BRIEF: Extract each line of the data and write it out again exactly.

Source data
»»

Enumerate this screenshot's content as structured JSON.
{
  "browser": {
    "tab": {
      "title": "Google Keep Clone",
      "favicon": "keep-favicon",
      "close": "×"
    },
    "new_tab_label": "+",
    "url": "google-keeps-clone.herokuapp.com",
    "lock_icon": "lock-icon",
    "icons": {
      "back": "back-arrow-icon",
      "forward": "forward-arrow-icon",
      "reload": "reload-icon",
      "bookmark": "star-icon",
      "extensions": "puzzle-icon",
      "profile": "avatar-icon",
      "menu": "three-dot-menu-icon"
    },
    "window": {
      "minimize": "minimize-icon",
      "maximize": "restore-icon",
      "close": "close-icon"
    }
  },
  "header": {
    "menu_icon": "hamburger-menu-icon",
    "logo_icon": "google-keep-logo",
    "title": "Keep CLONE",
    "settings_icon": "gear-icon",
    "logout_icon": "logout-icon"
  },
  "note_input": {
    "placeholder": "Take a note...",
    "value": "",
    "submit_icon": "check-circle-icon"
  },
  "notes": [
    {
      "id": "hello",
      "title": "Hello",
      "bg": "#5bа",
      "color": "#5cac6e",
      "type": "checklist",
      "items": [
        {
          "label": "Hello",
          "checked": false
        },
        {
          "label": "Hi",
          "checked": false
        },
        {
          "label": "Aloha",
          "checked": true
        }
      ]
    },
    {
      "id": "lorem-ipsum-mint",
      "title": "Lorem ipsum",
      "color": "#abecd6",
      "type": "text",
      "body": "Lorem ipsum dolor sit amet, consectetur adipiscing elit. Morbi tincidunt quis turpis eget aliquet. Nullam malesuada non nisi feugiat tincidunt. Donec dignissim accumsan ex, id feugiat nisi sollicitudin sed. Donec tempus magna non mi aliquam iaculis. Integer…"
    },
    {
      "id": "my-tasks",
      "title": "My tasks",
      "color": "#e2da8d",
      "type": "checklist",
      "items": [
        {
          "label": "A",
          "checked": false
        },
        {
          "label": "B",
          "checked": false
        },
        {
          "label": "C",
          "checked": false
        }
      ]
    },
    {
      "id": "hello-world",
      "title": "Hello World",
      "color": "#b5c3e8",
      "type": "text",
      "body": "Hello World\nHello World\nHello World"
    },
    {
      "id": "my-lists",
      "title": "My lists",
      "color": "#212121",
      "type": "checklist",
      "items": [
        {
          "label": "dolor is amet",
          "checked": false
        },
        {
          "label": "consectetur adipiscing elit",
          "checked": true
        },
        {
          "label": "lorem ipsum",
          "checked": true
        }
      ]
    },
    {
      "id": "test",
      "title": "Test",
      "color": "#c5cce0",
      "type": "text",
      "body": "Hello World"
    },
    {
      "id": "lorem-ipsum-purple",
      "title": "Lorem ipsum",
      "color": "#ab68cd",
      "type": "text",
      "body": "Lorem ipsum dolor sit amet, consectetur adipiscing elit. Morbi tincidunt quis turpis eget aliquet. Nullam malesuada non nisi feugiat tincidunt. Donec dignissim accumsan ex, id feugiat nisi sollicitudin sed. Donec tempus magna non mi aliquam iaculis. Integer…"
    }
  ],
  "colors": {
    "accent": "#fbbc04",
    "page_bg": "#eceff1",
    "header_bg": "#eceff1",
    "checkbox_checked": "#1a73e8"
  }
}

««

RESULT OF THIS TASK:
Enumerate this screenshot's content as structured JSON.
{
  "browser": {
    "tab": {
      "title": "Google Keep Clone",
      "favicon": "keep-favicon",
      "close": "×"
    },
    "new_tab_label": "+",
    "url": "google-keeps-clone.herokuapp.com",
    "lock_icon": "lock-icon",
    "icons": {
      "back": "back-arrow-icon",
      "forward": "forward-arrow-icon",
      "reload": "reload-icon",
      "bookmark": "star-icon",
      "extensions": "puzzle-icon",
      "profile": "avatar-icon",
      "menu": "three-dot-menu-icon"
    },
    "window": {
      "minimize": "minimize-icon",
      "maximize": "restore-icon",
      "close": "close-icon"
    }
  },
  "header": {
    "menu_icon": "hamburger-menu-icon",
    "logo_icon": "google-keep-logo",
    "title": "Keep CLONE",
    "settings_icon": "gear-icon",
    "logout_icon": "logout-icon"
  },
  "note_input": {
    "placeholder": "Take a note...",
    "value": "",
    "submit_icon": "check-circle-icon"
  },
  "notes": [
    {
      "id": "hello",
      "title": "Hello",
      "bg": "#5bа",
      "color": "#5cac6e",
      "type": "checklist",
      "items": [
        {
          "label": "Hello",
          "checked": false
        },
        {
          "label": "Hi",
          "checked": false
        },
        {
          "label": "Aloha",
          "checked": true
        }
      ]
    },
    {
      "id": "lorem-ipsum-mint",
      "title": "Lorem ipsum",
      "color": "#abecd6",
      "type": "text",
      "body": "Lorem ipsum dolor sit amet, consectetur adipiscing elit. Morbi tincidunt quis turpis eget aliquet. Nullam malesuada non nisi feugiat tincidunt. Donec dignissim accumsan ex, id feugiat nisi sollicitudin sed. Donec tempus magna non mi aliquam iaculis. Integer…"
    },
    {
      "id": "my-tasks",
      "title": "My tasks",
      "color": "#e2da8d",
      "type": "checklist",
      "items": [
        {
          "label": "A",
          "checked": false
        },
        {
          "label": "B",
          "checked": false
        },
        {
          "label": "C",
          "checked": false
        }
      ]
    },
    {
      "id": "hello-world",
      "title": "Hello World",
      "color": "#b5c3e8",
      "type": "text",
      "body": "Hello World\nHello World\nHello World"
    },
    {
      "id": "my-lists",
      "title": "My lists",
      "color": "#212121",
      "type": "checklist",
      "items": [
        {
          "label": "dolor is amet",
          "checked": false
        },
        {
          "label": "consectetur adipiscing elit",
          "checked": true
        },
        {
          "label": "lorem ipsum",
          "checked": true
        }
      ]
    },
    {
      "id": "test",
      "title": "Test",
      "color": "#c5cce0",
      "type": "text",
      "body": "Hello World"
    },
    {
      "id": "lorem-ipsum-purple",
      "title": "Lorem ipsum",
      "color": "#ab68cd",
      "type": "text",
      "body": "Lorem ipsum dolor sit amet, consectetur adipiscing elit. Morbi tincidunt quis turpis eget aliquet. Nullam malesuada non nisi feugiat tincidunt. Donec dignissim accumsan ex, id feugiat nisi sollicitudin sed. Donec tempus magna non mi aliquam iaculis. Integer…"
    }
  ],
  "colors": {
    "accent": "#fbbc04",
    "page_bg": "#eceff1",
    "header_bg": "#eceff1",
    "checkbox_checked": "#1a73e8"
  }
}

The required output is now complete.